Write out the full set of records exactly. Any pictures in them do not belong in the copy.

--- START SUPPLIED MATERIAL ---

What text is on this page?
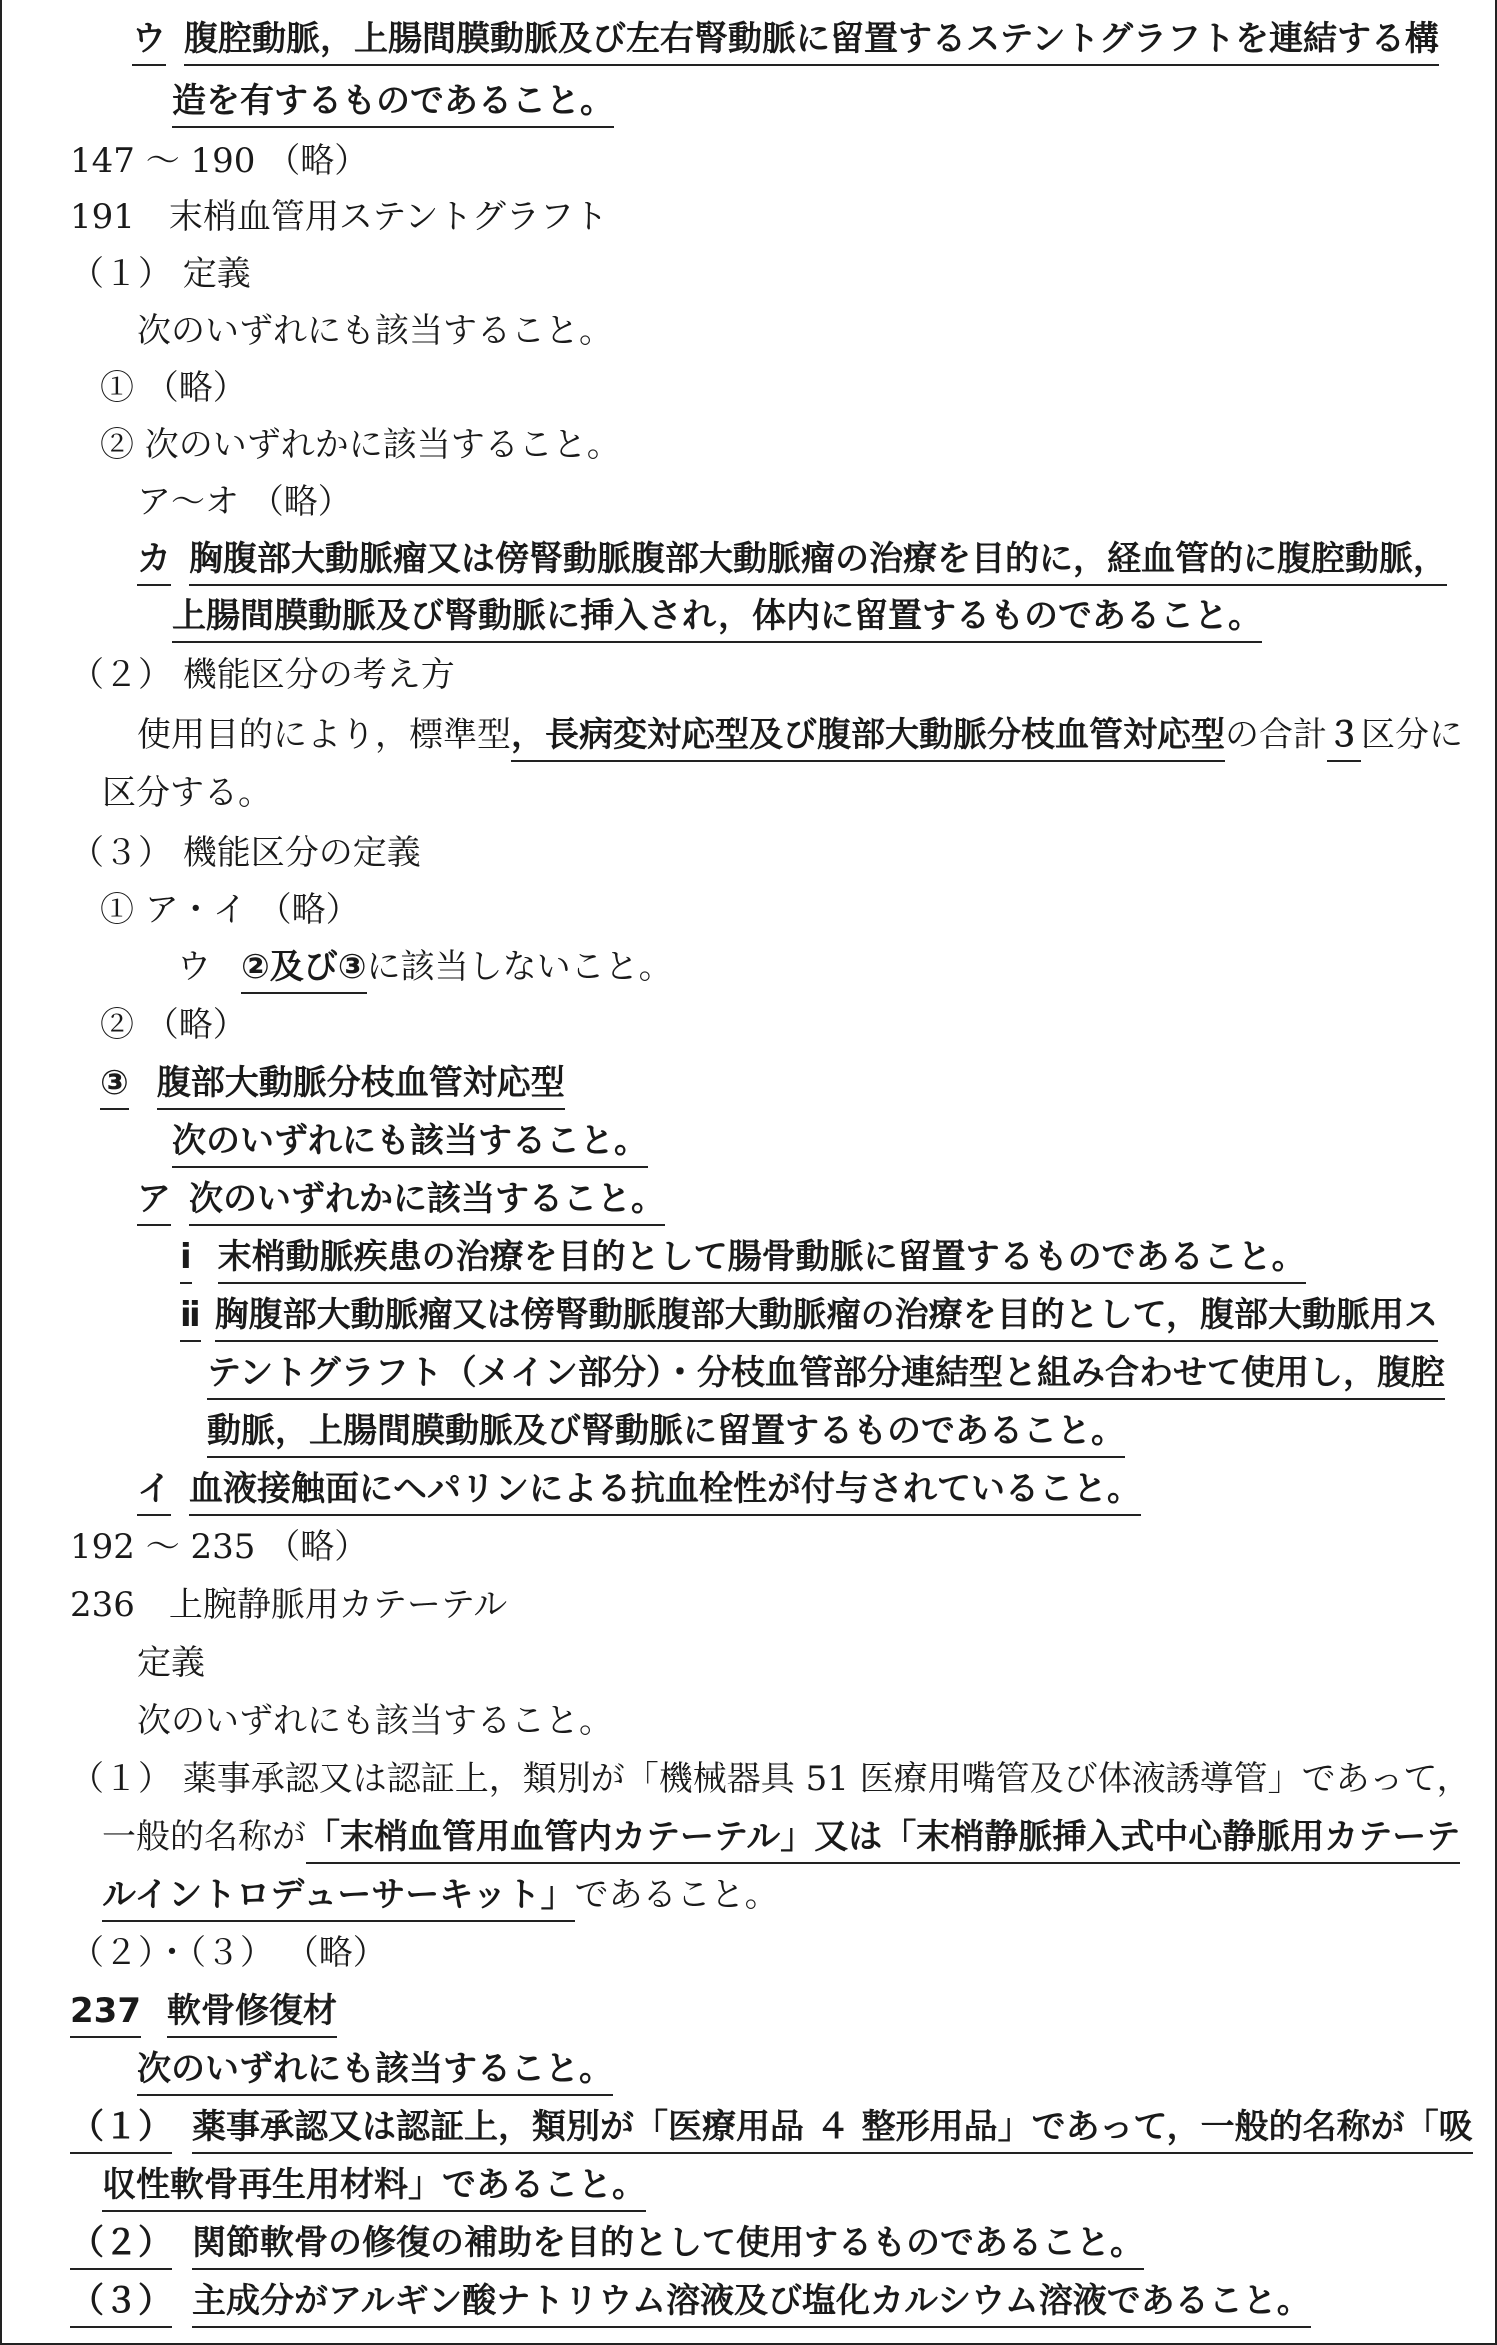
ウ 腹腔動脈，上腸間膜動脈及び左右腎動脈に留置するステントグラフトを連結する構
造を有するものであること。
147 ～ 190 （略）
191　末梢血管用ステントグラフト
（１） 定義
次のいずれにも該当すること。
① （略）
② 次のいずれかに該当すること。
ア～オ （略）
カ 胸腹部大動脈瘤又は傍腎動脈腹部大動脈瘤の治療を目的に，経血管的に腹腔動脈，
上腸間膜動脈及び腎動脈に挿入され，体内に留置するものであること。
（２） 機能区分の考え方
使用目的により，標準型，長病変対応型及び腹部大動脈分枝血管対応型の合計３区分に
区分する。
（３） 機能区分の定義
① ア・イ （略）
ウ ②及び③に該当しないこと。
② （略）
③ 腹部大動脈分枝血管対応型
次のいずれにも該当すること。
ア 次のいずれかに該当すること。
ⅰ 末梢動脈疾患の治療を目的として腸骨動脈に留置するものであること。
ⅱ 胸腹部大動脈瘤又は傍腎動脈腹部大動脈瘤の治療を目的として，腹部大動脈用ス
テントグラフト（メイン部分）・分枝血管部分連結型と組み合わせて使用し，腹腔
動脈，上腸間膜動脈及び腎動脈に留置するものであること。
イ 血液接触面にヘパリンによる抗血栓性が付与されていること。
192 ～ 235 （略）
236　上腕静脈用カテーテル
定義
次のいずれにも該当すること。
（１） 薬事承認又は認証上，類別が「機械器具 51 医療用嘴管及び体液誘導管」であって，
一般的名称が「末梢血管用血管内カテーテル」又は「末梢静脈挿入式中心静脈用カテーテ
ルイントロデューサーキット」であること。
（２）・（３） （略）
237 軟骨修復材
次のいずれにも該当すること。
（１） 薬事承認又は認証上，類別が「医療用品 ４ 整形用品」であって，一般的名称が「吸
収性軟骨再生用材料」であること。
（２） 関節軟骨の修復の補助を目的として使用するものであること。
（３） 主成分がアルギン酸ナトリウム溶液及び塩化カルシウム溶液であること。
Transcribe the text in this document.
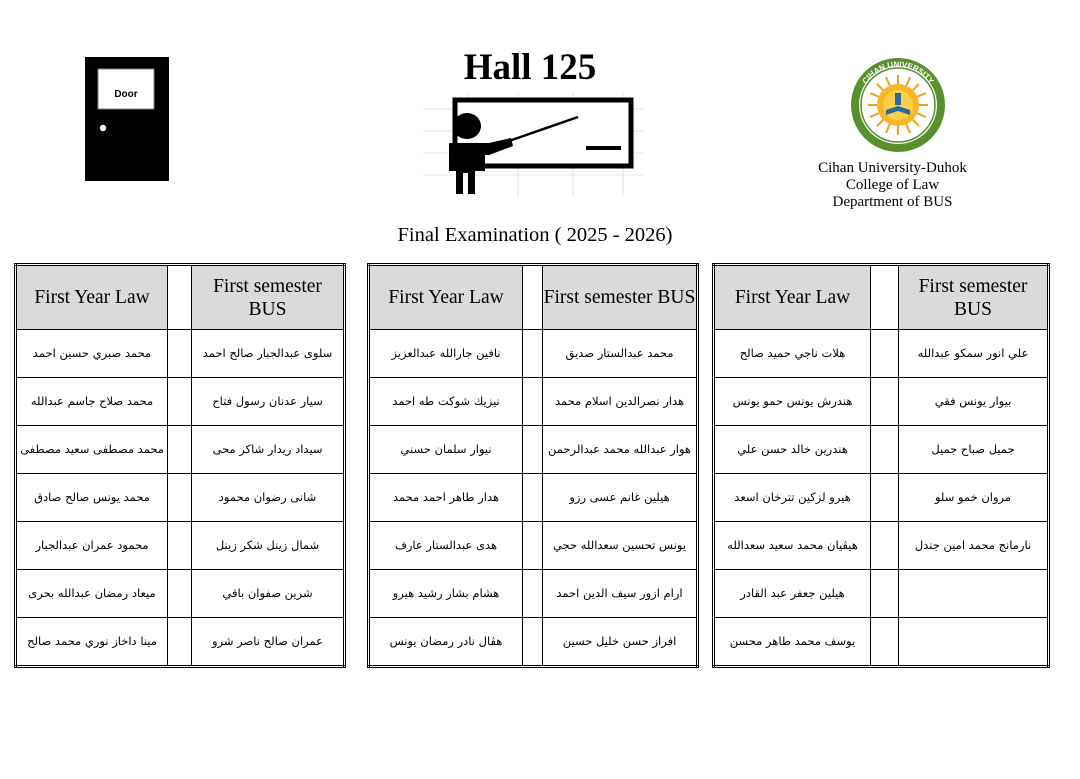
Door
Hall 125	CIHAN UNIVERSITY
Cihan University-Duhok
College of Law
Department of BUS
Final Examination ( 2025 - 2026)
First Year Law		First semester BUS

محمد صبري حسين احمد		سلوى عبدالجبار صالح احمد

محمد صلاح جاسم عبدالله		سيار عدنان رسول فتاح

محمد مصطفى سعيد مصطفى		سيداد ريدار شاكر محى

محمد يونس صالح صادق		شانى رضوان محمود

محمود عمران عبدالجبار		شمال زينل شكر زينل

ميعاد رمضان عبدالله بحرى		شرين صفوان باقي

مينا داخاز نوري محمد صالح		عمران صالح ناصر شرو
First Year Law		First semester BUS

نافين جارالله عبدالعزيز		محمد عبدالستار صديق

نيزيك شوكت طه احمد		هدار نصرالدين اسلام محمد

نيوار سلمان حسني		هوار عبدالله محمد عبدالرحمن

هدار طاهر احمد محمد		هيلين غانم عسى رزو

هدى عبدالستار عارف		يونس تحسين سعدالله حجي

هشام بشار رشيد هيرو		ارام ازور سيف الدين احمد

هڤال نادر رمضان يونس		افراز حسن خليل حسين
First Year Law		First semester BUS

هلات ناجي حميد صالح		علي انور سمكو عبدالله

هندرش يونس حمو يونس		بيوار يونس فقي

هندرين خالد حسن علي		جميل صباح جميل

هيرو لزكين تترخان اسعد		مروان خمو سلو

هيڤيان محمد سعيد سعدالله		نارمانج محمد امين جندل

هيلين جعفر عبد القادر		

يوسف محمد طاهر محسن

--- END SUPPLIED MATERIAL ---

__EXERCISE ANSWER__
What text is on this page?
ウ 腹腔動脈，上腸間膜動脈及び左右腎動脈に留置するステントグラフトを連結する構
造を有するものであること。
147 ～ 190 （略）
191　末梢血管用ステントグラフト
（１） 定義
次のいずれにも該当すること。
① （略）
② 次のいずれかに該当すること。
ア～オ （略）
カ 胸腹部大動脈瘤又は傍腎動脈腹部大動脈瘤の治療を目的に，経血管的に腹腔動脈，
上腸間膜動脈及び腎動脈に挿入され，体内に留置するものであること。
（２） 機能区分の考え方
使用目的により，標準型，長病変対応型及び腹部大動脈分枝血管対応型の合計３区分に
区分する。
（３） 機能区分の定義
① ア・イ （略）
ウ ②及び③に該当しないこと。
② （略）
③ 腹部大動脈分枝血管対応型
次のいずれにも該当すること。
ア 次のいずれかに該当すること。
ⅰ 末梢動脈疾患の治療を目的として腸骨動脈に留置するものであること。
ⅱ 胸腹部大動脈瘤又は傍腎動脈腹部大動脈瘤の治療を目的として，腹部大動脈用ス
テントグラフト（メイン部分）・分枝血管部分連結型と組み合わせて使用し，腹腔
動脈，上腸間膜動脈及び腎動脈に留置するものであること。
イ 血液接触面にヘパリンによる抗血栓性が付与されていること。
192 ～ 235 （略）
236　上腕静脈用カテーテル
定義
次のいずれにも該当すること。
（１） 薬事承認又は認証上，類別が「機械器具 51 医療用嘴管及び体液誘導管」であって，
一般的名称が「末梢血管用血管内カテーテル」又は「末梢静脈挿入式中心静脈用カテーテ
ルイントロデューサーキット」であること。
（２）・（３） （略）
237 軟骨修復材
次のいずれにも該当すること。
（１） 薬事承認又は認証上，類別が「医療用品 ４ 整形用品」であって，一般的名称が「吸
収性軟骨再生用材料」であること。
（２） 関節軟骨の修復の補助を目的として使用するものであること。
（３） 主成分がアルギン酸ナトリウム溶液及び塩化カルシウム溶液であること。
Transcribe the text in this document.
Door
Hall 125	CIHAN UNIVERSITY
Cihan University-Duhok
College of Law
Department of BUS
Final Examination ( 2025 - 2026)
First Year Law		First semester BUS

محمد صبري حسين احمد		سلوى عبدالجبار صالح احمد

محمد صلاح جاسم عبدالله		سيار عدنان رسول فتاح

محمد مصطفى سعيد مصطفى		سيداد ريدار شاكر محى

محمد يونس صالح صادق		شانى رضوان محمود

محمود عمران عبدالجبار		شمال زينل شكر زينل

ميعاد رمضان عبدالله بحرى		شرين صفوان باقي

مينا داخاز نوري محمد صالح		عمران صالح ناصر شرو
First Year Law		First semester BUS

نافين جارالله عبدالعزيز		محمد عبدالستار صديق

نيزيك شوكت طه احمد		هدار نصرالدين اسلام محمد

نيوار سلمان حسني		هوار عبدالله محمد عبدالرحمن

هدار طاهر احمد محمد		هيلين غانم عسى رزو

هدى عبدالستار عارف		يونس تحسين سعدالله حجي

هشام بشار رشيد هيرو		ارام ازور سيف الدين احمد

هڤال نادر رمضان يونس		افراز حسن خليل حسين
First Year Law		First semester BUS

هلات ناجي حميد صالح		علي انور سمكو عبدالله

هندرش يونس حمو يونس		بيوار يونس فقي

هندرين خالد حسن علي		جميل صباح جميل

هيرو لزكين تترخان اسعد		مروان خمو سلو

هيڤيان محمد سعيد سعدالله		نارمانج محمد امين جندل

هيلين جعفر عبد القادر		

يوسف محمد طاهر محسن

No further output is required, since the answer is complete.